:: EXERCISE ::
Pictures do not belong in the copy; transcribe everything else in the records exactly.

-------- SOURCE DATA --------

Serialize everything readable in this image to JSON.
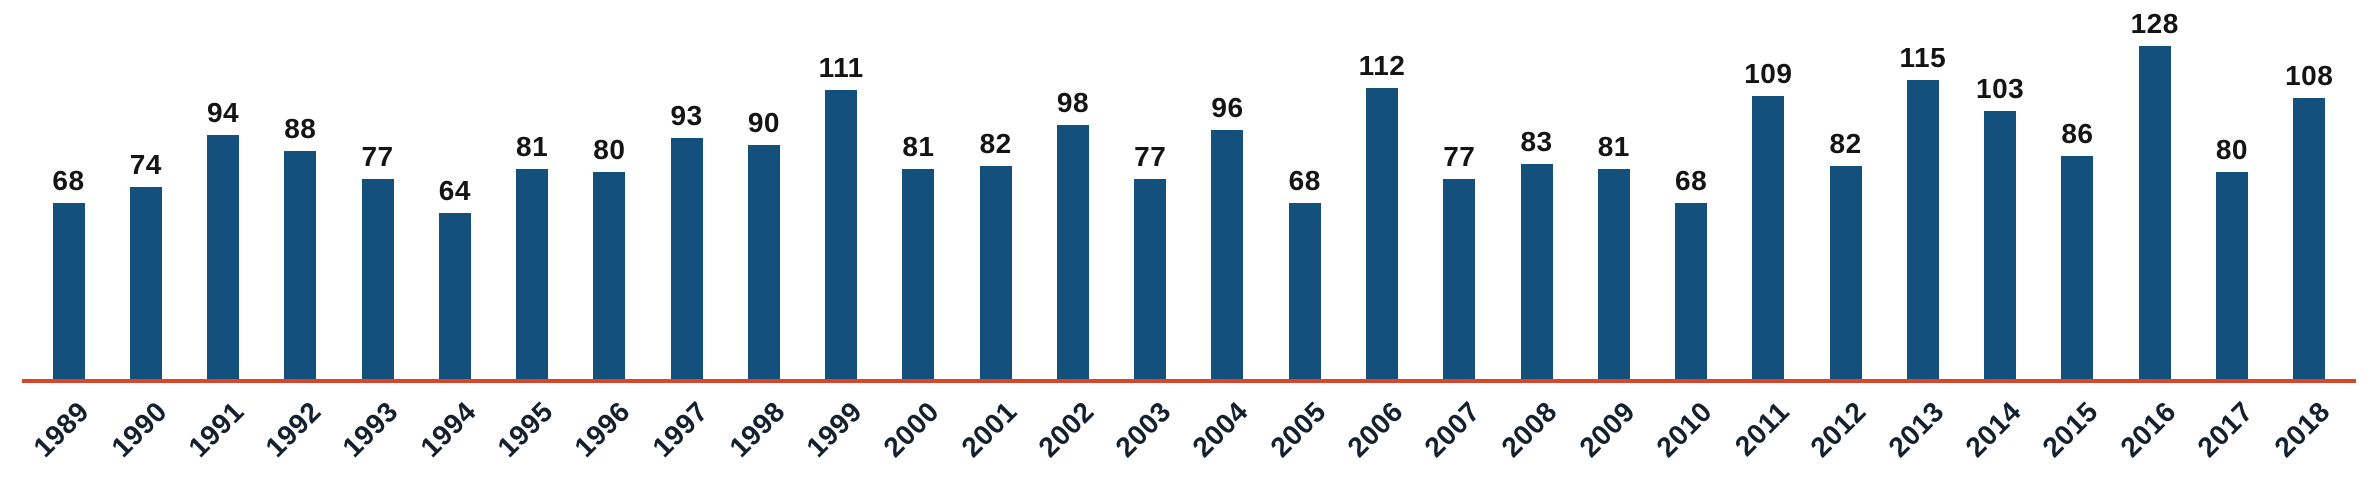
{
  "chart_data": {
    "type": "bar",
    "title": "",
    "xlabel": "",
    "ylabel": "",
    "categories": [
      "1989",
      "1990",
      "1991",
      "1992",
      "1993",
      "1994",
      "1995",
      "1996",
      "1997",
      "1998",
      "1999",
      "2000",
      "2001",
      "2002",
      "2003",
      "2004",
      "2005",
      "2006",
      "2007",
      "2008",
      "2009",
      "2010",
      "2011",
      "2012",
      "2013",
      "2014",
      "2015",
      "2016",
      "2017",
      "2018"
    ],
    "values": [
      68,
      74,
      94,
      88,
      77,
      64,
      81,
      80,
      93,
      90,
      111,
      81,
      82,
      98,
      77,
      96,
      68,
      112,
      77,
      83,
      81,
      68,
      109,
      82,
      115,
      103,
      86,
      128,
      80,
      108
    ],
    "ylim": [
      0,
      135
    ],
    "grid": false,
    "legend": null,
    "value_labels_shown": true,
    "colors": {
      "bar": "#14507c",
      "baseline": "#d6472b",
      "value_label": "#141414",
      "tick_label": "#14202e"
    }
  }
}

--------

:: RESULT ::
Serialize everything readable in this image to JSON.
{
  "chart_data": {
    "type": "bar",
    "title": "",
    "xlabel": "",
    "ylabel": "",
    "categories": [
      "1989",
      "1990",
      "1991",
      "1992",
      "1993",
      "1994",
      "1995",
      "1996",
      "1997",
      "1998",
      "1999",
      "2000",
      "2001",
      "2002",
      "2003",
      "2004",
      "2005",
      "2006",
      "2007",
      "2008",
      "2009",
      "2010",
      "2011",
      "2012",
      "2013",
      "2014",
      "2015",
      "2016",
      "2017",
      "2018"
    ],
    "values": [
      68,
      74,
      94,
      88,
      77,
      64,
      81,
      80,
      93,
      90,
      111,
      81,
      82,
      98,
      77,
      96,
      68,
      112,
      77,
      83,
      81,
      68,
      109,
      82,
      115,
      103,
      86,
      128,
      80,
      108
    ],
    "ylim": [
      0,
      135
    ],
    "grid": false,
    "legend": null,
    "value_labels_shown": true,
    "colors": {
      "bar": "#14507c",
      "baseline": "#d6472b",
      "value_label": "#141414",
      "tick_label": "#14202e"
    }
  }
}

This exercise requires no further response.